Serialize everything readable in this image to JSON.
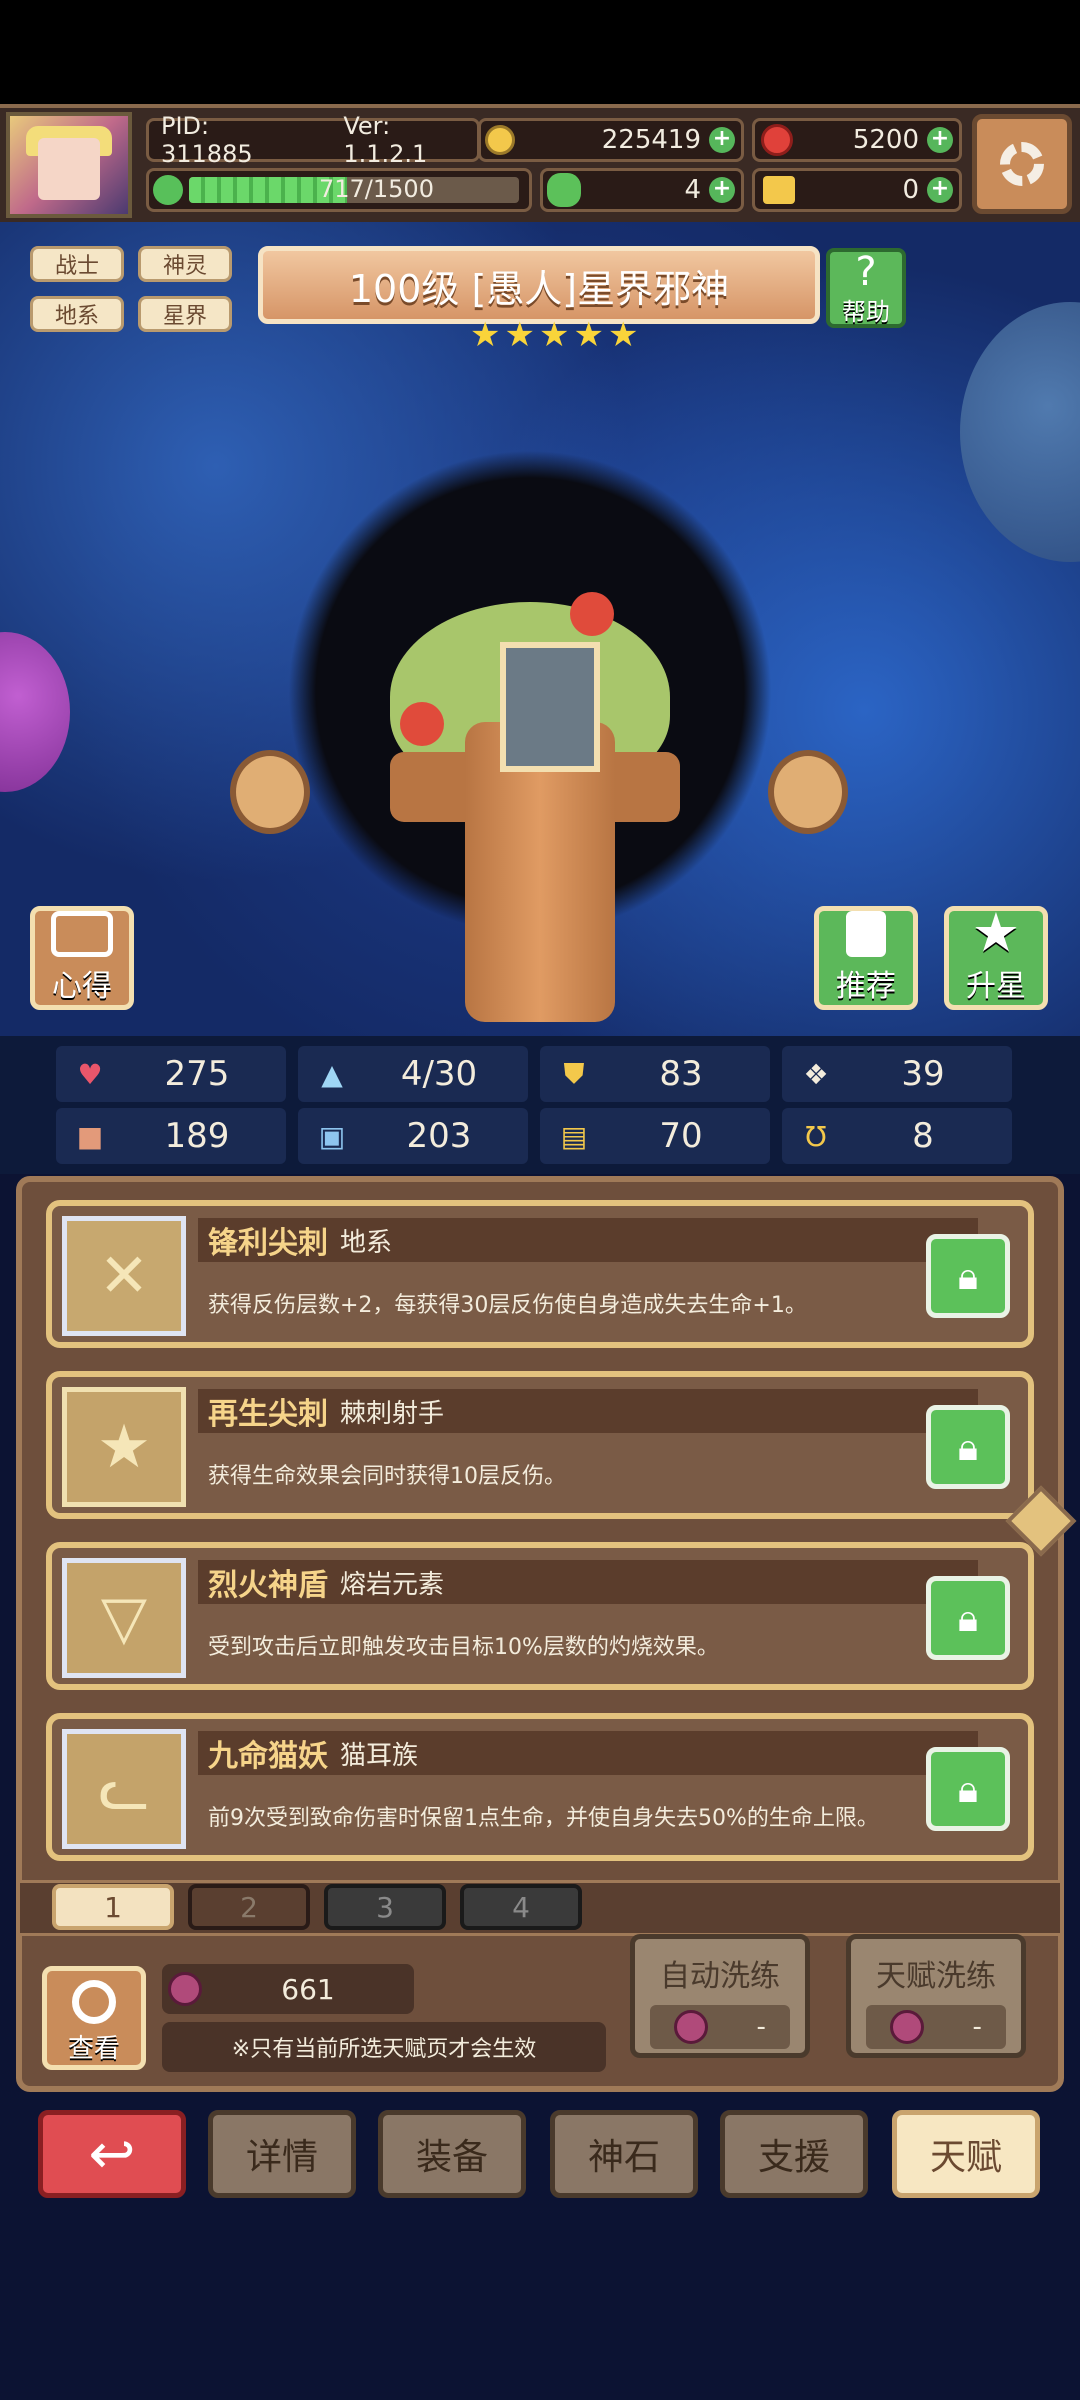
{
  "hud": {
    "pid": "PID: 311885",
    "version": "Ver: 1.1.2.1",
    "gold": "225419",
    "gems": "5200",
    "exp": "717/1500",
    "clover": "4",
    "key_item": "0"
  },
  "tags": [
    "战士",
    "神灵",
    "地系",
    "星界"
  ],
  "hero": {
    "title": "100级 [愚人]星界邪神",
    "stars": 5,
    "help_label": "帮助",
    "insight_label": "心得",
    "recommend_label": "推荐",
    "upstar_label": "升星"
  },
  "stats": {
    "hp": "275",
    "mana": "4/30",
    "armor": "83",
    "speed": "39",
    "attack": "189",
    "magic": "203",
    "item": "70",
    "crit": "8"
  },
  "talents": [
    {
      "name": "锋利尖刺",
      "tag": "地系",
      "desc": "获得反伤层数+2，每获得30层反伤使自身造成失去生命+1。",
      "icon": "sword-icon"
    },
    {
      "name": "再生尖刺",
      "tag": "棘刺射手",
      "desc": "获得生命效果会同时获得10层反伤。",
      "icon": "star-icon"
    },
    {
      "name": "烈火神盾",
      "tag": "熔岩元素",
      "desc": "受到攻击后立即触发攻击目标10%层数的灼烧效果。",
      "icon": "triangle-icon"
    },
    {
      "name": "九命猫妖",
      "tag": "猫耳族",
      "desc": "前9次受到致命伤害时保留1点生命，并使自身失去50%的生命上限。",
      "icon": "cat-icon"
    }
  ],
  "pages": [
    "1",
    "2",
    "3",
    "4"
  ],
  "bottom": {
    "view_label": "查看",
    "berries": "661",
    "note": "※只有当前所选天赋页才会生效",
    "auto_wash": "自动洗练",
    "talent_wash": "天赋洗练",
    "auto_wash_cost": "-",
    "talent_wash_cost": "-"
  },
  "nav": {
    "details": "详情",
    "equip": "装备",
    "stone": "神石",
    "support": "支援",
    "talent": "天赋"
  }
}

##############################

**TASK DIRECTIONS**
Leave out the pictures and copy every record above exactly.

**EXERCISE RESPONSE**
Serialize everything readable in this image to JSON.
{
  "hud": {
    "pid": "PID: 311885",
    "version": "Ver: 1.1.2.1",
    "gold": "225419",
    "gems": "5200",
    "exp": "717/1500",
    "clover": "4",
    "key_item": "0"
  },
  "tags": [
    "战士",
    "神灵",
    "地系",
    "星界"
  ],
  "hero": {
    "title": "100级 [愚人]星界邪神",
    "stars": 5,
    "help_label": "帮助",
    "insight_label": "心得",
    "recommend_label": "推荐",
    "upstar_label": "升星"
  },
  "stats": {
    "hp": "275",
    "mana": "4/30",
    "armor": "83",
    "speed": "39",
    "attack": "189",
    "magic": "203",
    "item": "70",
    "crit": "8"
  },
  "talents": [
    {
      "name": "锋利尖刺",
      "tag": "地系",
      "desc": "获得反伤层数+2，每获得30层反伤使自身造成失去生命+1。",
      "icon": "sword-icon"
    },
    {
      "name": "再生尖刺",
      "tag": "棘刺射手",
      "desc": "获得生命效果会同时获得10层反伤。",
      "icon": "star-icon"
    },
    {
      "name": "烈火神盾",
      "tag": "熔岩元素",
      "desc": "受到攻击后立即触发攻击目标10%层数的灼烧效果。",
      "icon": "triangle-icon"
    },
    {
      "name": "九命猫妖",
      "tag": "猫耳族",
      "desc": "前9次受到致命伤害时保留1点生命，并使自身失去50%的生命上限。",
      "icon": "cat-icon"
    }
  ],
  "pages": [
    "1",
    "2",
    "3",
    "4"
  ],
  "bottom": {
    "view_label": "查看",
    "berries": "661",
    "note": "※只有当前所选天赋页才会生效",
    "auto_wash": "自动洗练",
    "talent_wash": "天赋洗练",
    "auto_wash_cost": "-",
    "talent_wash_cost": "-"
  },
  "nav": {
    "details": "详情",
    "equip": "装备",
    "stone": "神石",
    "support": "支援",
    "talent": "天赋"
  }
}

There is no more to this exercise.